[BEGIN]

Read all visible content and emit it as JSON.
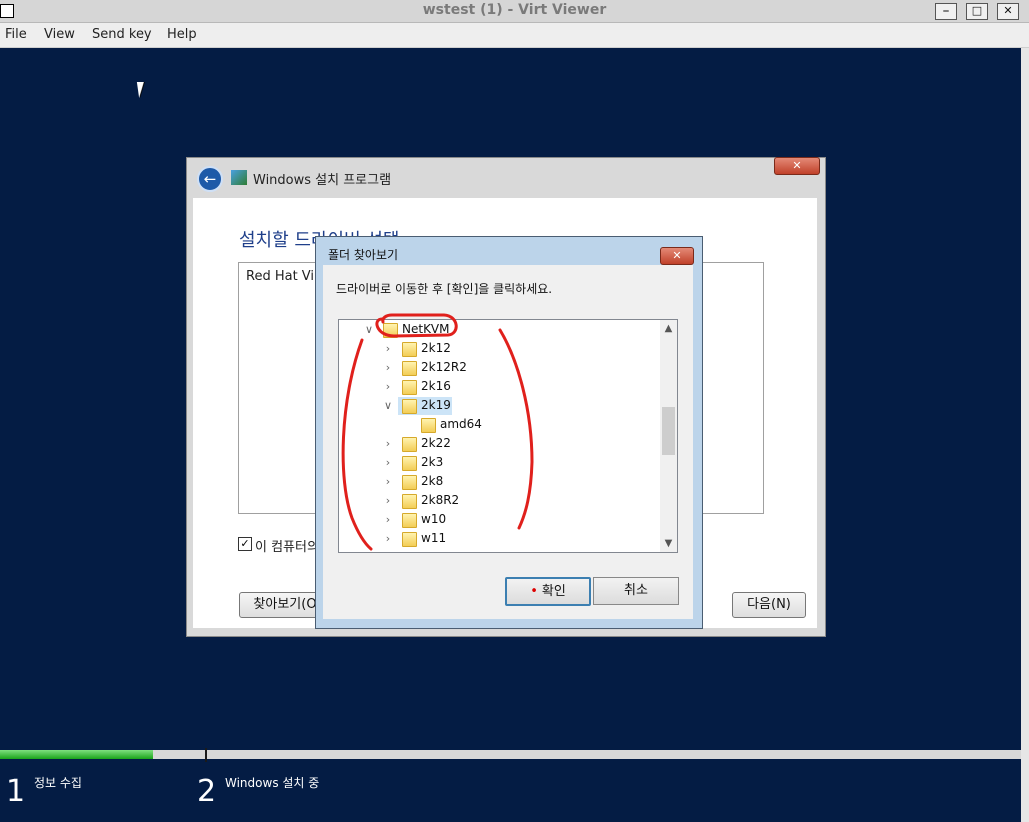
{
  "window": {
    "title": "wstest (1) - Virt Viewer"
  },
  "menu": {
    "items": [
      "File",
      "View",
      "Send key",
      "Help"
    ]
  },
  "setup": {
    "title": "Windows 설치 프로그램",
    "heading": "설치할 드라이버 선택",
    "driver_item": "Red Hat VirtI",
    "checkbox_label": "이 컴퓨터의",
    "browse_label": "찾아보기(O",
    "next_label": "다음(N)"
  },
  "dialog": {
    "title": "폴더 찾아보기",
    "instruction": "드라이버로 이동한 후 [확인]을 클릭하세요.",
    "tree": [
      {
        "label": "NetKVM",
        "expanded": true,
        "level": 0
      },
      {
        "label": "2k12",
        "expanded": false,
        "level": 1
      },
      {
        "label": "2k12R2",
        "expanded": false,
        "level": 1
      },
      {
        "label": "2k16",
        "expanded": false,
        "level": 1
      },
      {
        "label": "2k19",
        "expanded": true,
        "level": 1,
        "selected": true
      },
      {
        "label": "amd64",
        "expanded": false,
        "level": 2
      },
      {
        "label": "2k22",
        "expanded": false,
        "level": 1
      },
      {
        "label": "2k3",
        "expanded": false,
        "level": 1
      },
      {
        "label": "2k8",
        "expanded": false,
        "level": 1
      },
      {
        "label": "2k8R2",
        "expanded": false,
        "level": 1
      },
      {
        "label": "w10",
        "expanded": false,
        "level": 1
      },
      {
        "label": "w11",
        "expanded": false,
        "level": 1
      }
    ],
    "ok_label": "확인",
    "cancel_label": "취소"
  },
  "footer": {
    "progress": 0.15,
    "steps": [
      {
        "num": "1",
        "label": "정보 수집"
      },
      {
        "num": "2",
        "label": "Windows 설치 중"
      }
    ]
  },
  "colors": {
    "desktop": "#041c44",
    "accent": "#3c7fb1",
    "progress": "#1aa31a",
    "annotation": "#e0201c"
  }
}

[END]

— Request —
Every entry should be returned exactly as written, minus the pictures.

— Task solution —
Read all visible content and emit it as JSON.
{
  "window": {
    "title": "wstest (1) - Virt Viewer"
  },
  "menu": {
    "items": [
      "File",
      "View",
      "Send key",
      "Help"
    ]
  },
  "setup": {
    "title": "Windows 설치 프로그램",
    "heading": "설치할 드라이버 선택",
    "driver_item": "Red Hat VirtI",
    "checkbox_label": "이 컴퓨터의",
    "browse_label": "찾아보기(O",
    "next_label": "다음(N)"
  },
  "dialog": {
    "title": "폴더 찾아보기",
    "instruction": "드라이버로 이동한 후 [확인]을 클릭하세요.",
    "tree": [
      {
        "label": "NetKVM",
        "expanded": true,
        "level": 0
      },
      {
        "label": "2k12",
        "expanded": false,
        "level": 1
      },
      {
        "label": "2k12R2",
        "expanded": false,
        "level": 1
      },
      {
        "label": "2k16",
        "expanded": false,
        "level": 1
      },
      {
        "label": "2k19",
        "expanded": true,
        "level": 1,
        "selected": true
      },
      {
        "label": "amd64",
        "expanded": false,
        "level": 2
      },
      {
        "label": "2k22",
        "expanded": false,
        "level": 1
      },
      {
        "label": "2k3",
        "expanded": false,
        "level": 1
      },
      {
        "label": "2k8",
        "expanded": false,
        "level": 1
      },
      {
        "label": "2k8R2",
        "expanded": false,
        "level": 1
      },
      {
        "label": "w10",
        "expanded": false,
        "level": 1
      },
      {
        "label": "w11",
        "expanded": false,
        "level": 1
      }
    ],
    "ok_label": "확인",
    "cancel_label": "취소"
  },
  "footer": {
    "progress": 0.15,
    "steps": [
      {
        "num": "1",
        "label": "정보 수집"
      },
      {
        "num": "2",
        "label": "Windows 설치 중"
      }
    ]
  },
  "colors": {
    "desktop": "#041c44",
    "accent": "#3c7fb1",
    "progress": "#1aa31a",
    "annotation": "#e0201c"
  }
}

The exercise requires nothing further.